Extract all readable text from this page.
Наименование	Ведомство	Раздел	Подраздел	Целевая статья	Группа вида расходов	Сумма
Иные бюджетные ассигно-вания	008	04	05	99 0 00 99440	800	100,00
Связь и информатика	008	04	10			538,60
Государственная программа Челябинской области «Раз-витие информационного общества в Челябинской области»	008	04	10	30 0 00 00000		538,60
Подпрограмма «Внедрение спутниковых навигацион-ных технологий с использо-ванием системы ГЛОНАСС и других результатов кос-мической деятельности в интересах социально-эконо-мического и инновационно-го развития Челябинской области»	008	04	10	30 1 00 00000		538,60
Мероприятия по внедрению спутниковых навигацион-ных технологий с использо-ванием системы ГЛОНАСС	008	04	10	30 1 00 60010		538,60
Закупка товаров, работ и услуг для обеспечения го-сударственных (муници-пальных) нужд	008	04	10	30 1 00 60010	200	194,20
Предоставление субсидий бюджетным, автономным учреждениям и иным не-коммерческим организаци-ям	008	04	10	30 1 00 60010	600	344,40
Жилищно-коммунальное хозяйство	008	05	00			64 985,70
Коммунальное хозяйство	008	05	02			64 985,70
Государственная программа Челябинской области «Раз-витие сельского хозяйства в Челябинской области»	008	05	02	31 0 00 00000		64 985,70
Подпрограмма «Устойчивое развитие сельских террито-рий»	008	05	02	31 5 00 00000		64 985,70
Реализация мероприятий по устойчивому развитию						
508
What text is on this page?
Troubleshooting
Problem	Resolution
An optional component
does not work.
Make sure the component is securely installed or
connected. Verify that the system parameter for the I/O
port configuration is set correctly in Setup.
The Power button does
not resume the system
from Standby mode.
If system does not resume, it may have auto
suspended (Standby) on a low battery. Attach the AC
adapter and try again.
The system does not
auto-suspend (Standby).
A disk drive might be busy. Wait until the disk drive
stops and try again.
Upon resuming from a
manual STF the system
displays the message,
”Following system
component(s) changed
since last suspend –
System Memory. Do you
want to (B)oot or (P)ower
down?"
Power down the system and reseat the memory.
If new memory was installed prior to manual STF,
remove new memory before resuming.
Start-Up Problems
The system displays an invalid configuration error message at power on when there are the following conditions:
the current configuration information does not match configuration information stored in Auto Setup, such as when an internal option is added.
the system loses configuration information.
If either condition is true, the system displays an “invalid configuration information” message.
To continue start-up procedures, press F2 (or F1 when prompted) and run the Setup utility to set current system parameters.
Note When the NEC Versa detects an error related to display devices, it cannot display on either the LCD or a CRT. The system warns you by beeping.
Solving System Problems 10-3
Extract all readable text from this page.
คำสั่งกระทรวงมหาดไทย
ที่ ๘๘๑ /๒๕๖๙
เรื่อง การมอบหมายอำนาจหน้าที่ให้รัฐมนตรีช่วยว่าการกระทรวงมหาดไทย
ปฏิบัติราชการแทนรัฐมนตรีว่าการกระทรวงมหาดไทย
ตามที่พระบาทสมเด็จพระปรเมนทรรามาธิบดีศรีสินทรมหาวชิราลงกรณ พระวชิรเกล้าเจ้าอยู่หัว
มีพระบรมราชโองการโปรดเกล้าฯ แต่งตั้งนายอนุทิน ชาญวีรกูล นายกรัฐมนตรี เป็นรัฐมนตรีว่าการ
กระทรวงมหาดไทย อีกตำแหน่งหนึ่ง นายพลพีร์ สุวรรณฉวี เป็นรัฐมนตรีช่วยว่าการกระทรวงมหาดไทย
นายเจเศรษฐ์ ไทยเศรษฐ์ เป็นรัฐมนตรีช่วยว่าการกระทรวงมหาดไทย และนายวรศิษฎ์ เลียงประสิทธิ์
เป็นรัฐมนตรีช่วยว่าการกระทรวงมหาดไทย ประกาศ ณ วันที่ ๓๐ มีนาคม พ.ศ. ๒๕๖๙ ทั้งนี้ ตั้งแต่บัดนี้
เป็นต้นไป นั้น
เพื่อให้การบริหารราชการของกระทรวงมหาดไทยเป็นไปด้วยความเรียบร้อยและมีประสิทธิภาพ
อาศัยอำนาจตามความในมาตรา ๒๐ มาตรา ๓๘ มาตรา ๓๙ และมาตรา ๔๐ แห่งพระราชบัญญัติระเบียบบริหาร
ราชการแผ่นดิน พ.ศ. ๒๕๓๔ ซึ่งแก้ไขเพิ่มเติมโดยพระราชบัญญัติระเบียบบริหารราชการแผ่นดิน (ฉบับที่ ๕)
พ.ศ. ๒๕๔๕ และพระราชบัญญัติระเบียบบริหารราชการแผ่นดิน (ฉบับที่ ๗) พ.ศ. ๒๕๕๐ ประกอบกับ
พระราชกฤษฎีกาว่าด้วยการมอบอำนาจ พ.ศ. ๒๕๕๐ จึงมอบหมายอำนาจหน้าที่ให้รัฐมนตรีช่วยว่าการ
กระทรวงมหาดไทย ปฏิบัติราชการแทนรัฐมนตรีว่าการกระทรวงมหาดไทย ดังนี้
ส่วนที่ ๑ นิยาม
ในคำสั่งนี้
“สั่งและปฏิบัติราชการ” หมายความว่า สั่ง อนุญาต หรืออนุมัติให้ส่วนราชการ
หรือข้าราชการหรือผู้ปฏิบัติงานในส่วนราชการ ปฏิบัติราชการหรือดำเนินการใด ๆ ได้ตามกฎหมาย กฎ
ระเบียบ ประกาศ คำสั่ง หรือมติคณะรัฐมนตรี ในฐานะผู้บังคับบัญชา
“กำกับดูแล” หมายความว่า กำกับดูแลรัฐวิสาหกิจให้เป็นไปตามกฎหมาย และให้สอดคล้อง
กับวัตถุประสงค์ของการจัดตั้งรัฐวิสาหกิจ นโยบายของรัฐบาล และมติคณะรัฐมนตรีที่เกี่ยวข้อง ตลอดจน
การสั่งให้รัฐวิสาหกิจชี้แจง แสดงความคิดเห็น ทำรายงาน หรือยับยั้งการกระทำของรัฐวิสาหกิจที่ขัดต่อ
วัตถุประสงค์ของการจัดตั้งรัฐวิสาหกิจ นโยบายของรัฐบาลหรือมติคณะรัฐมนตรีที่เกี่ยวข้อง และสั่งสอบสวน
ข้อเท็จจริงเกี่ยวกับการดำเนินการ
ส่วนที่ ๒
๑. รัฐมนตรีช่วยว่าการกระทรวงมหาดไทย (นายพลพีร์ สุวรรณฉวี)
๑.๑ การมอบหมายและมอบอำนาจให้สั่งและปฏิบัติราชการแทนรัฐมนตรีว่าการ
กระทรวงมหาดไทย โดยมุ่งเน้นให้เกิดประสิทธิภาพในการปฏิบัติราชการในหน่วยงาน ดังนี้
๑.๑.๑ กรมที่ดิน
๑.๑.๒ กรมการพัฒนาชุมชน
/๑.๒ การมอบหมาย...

|---|

To do = Set all of the records down again, exactly as they stand.

The response =
Extract all readable text from this page.
Наименование	Ведомство	Раздел	Подраздел	Целевая статья	Группа вида расходов	Сумма
Иные бюджетные ассигно-вания	008	04	05	99 0 00 99440	800	100,00
Связь и информатика	008	04	10			538,60
Государственная программа Челябинской области «Раз-витие информационного общества в Челябинской области»	008	04	10	30 0 00 00000		538,60
Подпрограмма «Внедрение спутниковых навигацион-ных технологий с использо-ванием системы ГЛОНАСС и других результатов кос-мической деятельности в интересах социально-эконо-мического и инновационно-го развития Челябинской области»	008	04	10	30 1 00 00000		538,60
Мероприятия по внедрению спутниковых навигацион-ных технологий с использо-ванием системы ГЛОНАСС	008	04	10	30 1 00 60010		538,60
Закупка товаров, работ и услуг для обеспечения го-сударственных (муници-пальных) нужд	008	04	10	30 1 00 60010	200	194,20
Предоставление субсидий бюджетным, автономным учреждениям и иным не-коммерческим организаци-ям	008	04	10	30 1 00 60010	600	344,40
Жилищно-коммунальное хозяйство	008	05	00			64 985,70
Коммунальное хозяйство	008	05	02			64 985,70
Государственная программа Челябинской области «Раз-витие сельского хозяйства в Челябинской области»	008	05	02	31 0 00 00000		64 985,70
Подпрограмма «Устойчивое развитие сельских террито-рий»	008	05	02	31 5 00 00000		64 985,70
Реализация мероприятий по устойчивому развитию						
508
What text is on this page?
Troubleshooting
Problem	Resolution
An optional component
does not work.
Make sure the component is securely installed or
connected. Verify that the system parameter for the I/O
port configuration is set correctly in Setup.
The Power button does
not resume the system
from Standby mode.
If system does not resume, it may have auto
suspended (Standby) on a low battery. Attach the AC
adapter and try again.
The system does not
auto-suspend (Standby).
A disk drive might be busy. Wait until the disk drive
stops and try again.
Upon resuming from a
manual STF the system
displays the message,
”Following system
component(s) changed
since last suspend –
System Memory. Do you
want to (B)oot or (P)ower
down?"
Power down the system and reseat the memory.
If new memory was installed prior to manual STF,
remove new memory before resuming.
Start-Up Problems
The system displays an invalid configuration error message at power on when there are the following conditions:
the current configuration information does not match configuration information stored in Auto Setup, such as when an internal option is added.
the system loses configuration information.
If either condition is true, the system displays an “invalid configuration information” message.
To continue start-up procedures, press F2 (or F1 when prompted) and run the Setup utility to set current system parameters.
Note When the NEC Versa detects an error related to display devices, it cannot display on either the LCD or a CRT. The system warns you by beeping.
Solving System Problems 10-3
Extract all readable text from this page.
คำสั่งกระทรวงมหาดไทย
ที่ ๘๘๑ /๒๕๖๙
เรื่อง การมอบหมายอำนาจหน้าที่ให้รัฐมนตรีช่วยว่าการกระทรวงมหาดไทย
ปฏิบัติราชการแทนรัฐมนตรีว่าการกระทรวงมหาดไทย
ตามที่พระบาทสมเด็จพระปรเมนทรรามาธิบดีศรีสินทรมหาวชิราลงกรณ พระวชิรเกล้าเจ้าอยู่หัว
มีพระบรมราชโองการโปรดเกล้าฯ แต่งตั้งนายอนุทิน ชาญวีรกูล นายกรัฐมนตรี เป็นรัฐมนตรีว่าการ
กระทรวงมหาดไทย อีกตำแหน่งหนึ่ง นายพลพีร์ สุวรรณฉวี เป็นรัฐมนตรีช่วยว่าการกระทรวงมหาดไทย
นายเจเศรษฐ์ ไทยเศรษฐ์ เป็นรัฐมนตรีช่วยว่าการกระทรวงมหาดไทย และนายวรศิษฎ์ เลียงประสิทธิ์
เป็นรัฐมนตรีช่วยว่าการกระทรวงมหาดไทย ประกาศ ณ วันที่ ๓๐ มีนาคม พ.ศ. ๒๕๖๙ ทั้งนี้ ตั้งแต่บัดนี้
เป็นต้นไป นั้น
เพื่อให้การบริหารราชการของกระทรวงมหาดไทยเป็นไปด้วยความเรียบร้อยและมีประสิทธิภาพ
อาศัยอำนาจตามความในมาตรา ๒๐ มาตรา ๓๘ มาตรา ๓๙ และมาตรา ๔๐ แห่งพระราชบัญญัติระเบียบบริหาร
ราชการแผ่นดิน พ.ศ. ๒๕๓๔ ซึ่งแก้ไขเพิ่มเติมโดยพระราชบัญญัติระเบียบบริหารราชการแผ่นดิน (ฉบับที่ ๕)
พ.ศ. ๒๕๔๕ และพระราชบัญญัติระเบียบบริหารราชการแผ่นดิน (ฉบับที่ ๗) พ.ศ. ๒๕๕๐ ประกอบกับ
พระราชกฤษฎีกาว่าด้วยการมอบอำนาจ พ.ศ. ๒๕๕๐ จึงมอบหมายอำนาจหน้าที่ให้รัฐมนตรีช่วยว่าการ
กระทรวงมหาดไทย ปฏิบัติราชการแทนรัฐมนตรีว่าการกระทรวงมหาดไทย ดังนี้
ส่วนที่ ๑ นิยาม
ในคำสั่งนี้
“สั่งและปฏิบัติราชการ” หมายความว่า สั่ง อนุญาต หรืออนุมัติให้ส่วนราชการ
หรือข้าราชการหรือผู้ปฏิบัติงานในส่วนราชการ ปฏิบัติราชการหรือดำเนินการใด ๆ ได้ตามกฎหมาย กฎ
ระเบียบ ประกาศ คำสั่ง หรือมติคณะรัฐมนตรี ในฐานะผู้บังคับบัญชา
“กำกับดูแล” หมายความว่า กำกับดูแลรัฐวิสาหกิจให้เป็นไปตามกฎหมาย และให้สอดคล้อง
กับวัตถุประสงค์ของการจัดตั้งรัฐวิสาหกิจ นโยบายของรัฐบาล และมติคณะรัฐมนตรีที่เกี่ยวข้อง ตลอดจน
การสั่งให้รัฐวิสาหกิจชี้แจง แสดงความคิดเห็น ทำรายงาน หรือยับยั้งการกระทำของรัฐวิสาหกิจที่ขัดต่อ
วัตถุประสงค์ของการจัดตั้งรัฐวิสาหกิจ นโยบายของรัฐบาลหรือมติคณะรัฐมนตรีที่เกี่ยวข้อง และสั่งสอบสวน
ข้อเท็จจริงเกี่ยวกับการดำเนินการ
ส่วนที่ ๒
๑. รัฐมนตรีช่วยว่าการกระทรวงมหาดไทย (นายพลพีร์ สุวรรณฉวี)
๑.๑ การมอบหมายและมอบอำนาจให้สั่งและปฏิบัติราชการแทนรัฐมนตรีว่าการ
กระทรวงมหาดไทย โดยมุ่งเน้นให้เกิดประสิทธิภาพในการปฏิบัติราชการในหน่วยงาน ดังนี้
๑.๑.๑ กรมที่ดิน
๑.๑.๒ กรมการพัฒนาชุมชน
/๑.๒ การมอบหมาย...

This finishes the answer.